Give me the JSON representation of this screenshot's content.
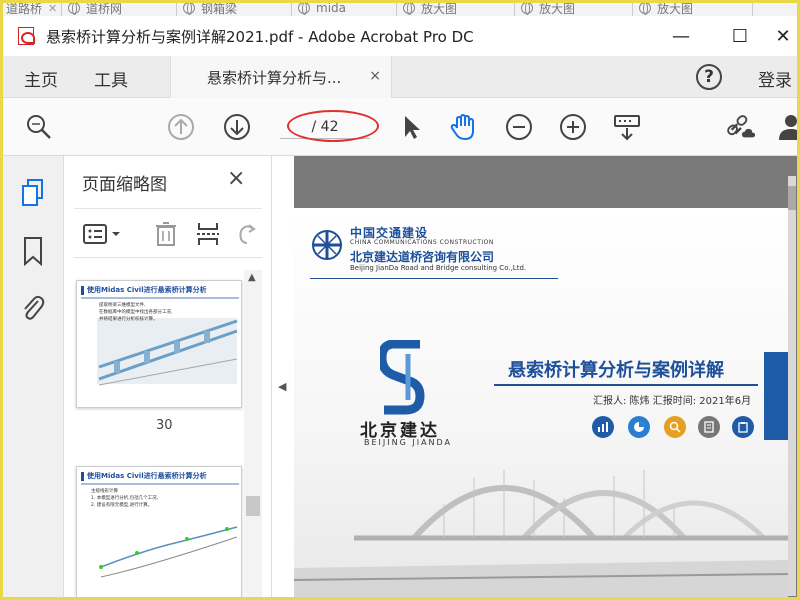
{
  "browser_tabs": [
    {
      "label": "道路桥"
    },
    {
      "label": "道桥网"
    },
    {
      "label": "钢箱梁"
    },
    {
      "label": "mida"
    },
    {
      "label": "放大图"
    },
    {
      "label": "放大图"
    },
    {
      "label": "放大图"
    }
  ],
  "window": {
    "title": "悬索桥计算分析与案例详解2021.pdf - Adobe Acrobat Pro DC",
    "minimize": "—",
    "maximize": "☐",
    "close": "✕"
  },
  "menubar": {
    "home": "主页",
    "tools": "工具",
    "doc_tab": "悬索桥计算分析与...",
    "doc_tab_close": "×",
    "help": "?",
    "login": "登录"
  },
  "toolbar": {
    "page_indicator": "/ 42",
    "icons": [
      "zoom-search-icon",
      "prev-page-icon",
      "next-page-icon",
      "select-cursor-icon",
      "hand-tool-icon",
      "zoom-out-icon",
      "zoom-in-icon",
      "keyboard-scroll-icon",
      "share-link-icon",
      "user-icon"
    ]
  },
  "thumbnail_panel": {
    "title": "页面缩略图",
    "close": "×",
    "thumbs": [
      {
        "page_label": "30",
        "heading": "使用Midas Civil进行悬索桥计算分析",
        "lines": [
          "提取桥梁三维模型文件,",
          "在数据库中的模型中找出各部分工况,",
          "并将结果进行分析校核计算。"
        ]
      },
      {
        "page_label": "",
        "heading": "使用Midas Civil进行悬索桥计算分析",
        "lines": [
          "主缆线形计算",
          "1. 本模型进行分析,包括几个工况,",
          "2. 建设有限元模型,进行计算。"
        ]
      }
    ]
  },
  "document": {
    "company_cn": "中国交通建设",
    "company_en": "CHINA COMMUNICATIONS CONSTRUCTION",
    "subsidiary_cn": "北京建达道桥咨询有限公司",
    "subsidiary_en": "Beijing JianDa Road and Bridge consulting Co.,Ltd.",
    "brand_cn": "北京建达",
    "brand_en": "BEIJING JIANDA",
    "main_title": "悬索桥计算分析与案例详解",
    "reporter_line": "汇报人:  陈炜   汇报时间:  2021年6月",
    "colors": {
      "brand_blue": "#1e4f99",
      "accent": "#1e5ca8"
    }
  },
  "icons": {
    "circle_colors": [
      "#1e5ca8",
      "#2a7fd0",
      "#e4a020",
      "#777777",
      "#1e5ca8"
    ]
  }
}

-------------------------

TASK TO COMPLETE =
Write the lines above out again exactly, without any of their pictures.

EXERCISE OUTPUT =
Give me the JSON representation of this screenshot's content.
{
  "browser_tabs": [
    {
      "label": "道路桥"
    },
    {
      "label": "道桥网"
    },
    {
      "label": "钢箱梁"
    },
    {
      "label": "mida"
    },
    {
      "label": "放大图"
    },
    {
      "label": "放大图"
    },
    {
      "label": "放大图"
    }
  ],
  "window": {
    "title": "悬索桥计算分析与案例详解2021.pdf - Adobe Acrobat Pro DC",
    "minimize": "—",
    "maximize": "☐",
    "close": "✕"
  },
  "menubar": {
    "home": "主页",
    "tools": "工具",
    "doc_tab": "悬索桥计算分析与...",
    "doc_tab_close": "×",
    "help": "?",
    "login": "登录"
  },
  "toolbar": {
    "page_indicator": "/ 42",
    "icons": [
      "zoom-search-icon",
      "prev-page-icon",
      "next-page-icon",
      "select-cursor-icon",
      "hand-tool-icon",
      "zoom-out-icon",
      "zoom-in-icon",
      "keyboard-scroll-icon",
      "share-link-icon",
      "user-icon"
    ]
  },
  "thumbnail_panel": {
    "title": "页面缩略图",
    "close": "×",
    "thumbs": [
      {
        "page_label": "30",
        "heading": "使用Midas Civil进行悬索桥计算分析",
        "lines": [
          "提取桥梁三维模型文件,",
          "在数据库中的模型中找出各部分工况,",
          "并将结果进行分析校核计算。"
        ]
      },
      {
        "page_label": "",
        "heading": "使用Midas Civil进行悬索桥计算分析",
        "lines": [
          "主缆线形计算",
          "1. 本模型进行分析,包括几个工况,",
          "2. 建设有限元模型,进行计算。"
        ]
      }
    ]
  },
  "document": {
    "company_cn": "中国交通建设",
    "company_en": "CHINA COMMUNICATIONS CONSTRUCTION",
    "subsidiary_cn": "北京建达道桥咨询有限公司",
    "subsidiary_en": "Beijing JianDa Road and Bridge consulting Co.,Ltd.",
    "brand_cn": "北京建达",
    "brand_en": "BEIJING JIANDA",
    "main_title": "悬索桥计算分析与案例详解",
    "reporter_line": "汇报人:  陈炜   汇报时间:  2021年6月",
    "colors": {
      "brand_blue": "#1e4f99",
      "accent": "#1e5ca8"
    }
  },
  "icons": {
    "circle_colors": [
      "#1e5ca8",
      "#2a7fd0",
      "#e4a020",
      "#777777",
      "#1e5ca8"
    ]
  }
}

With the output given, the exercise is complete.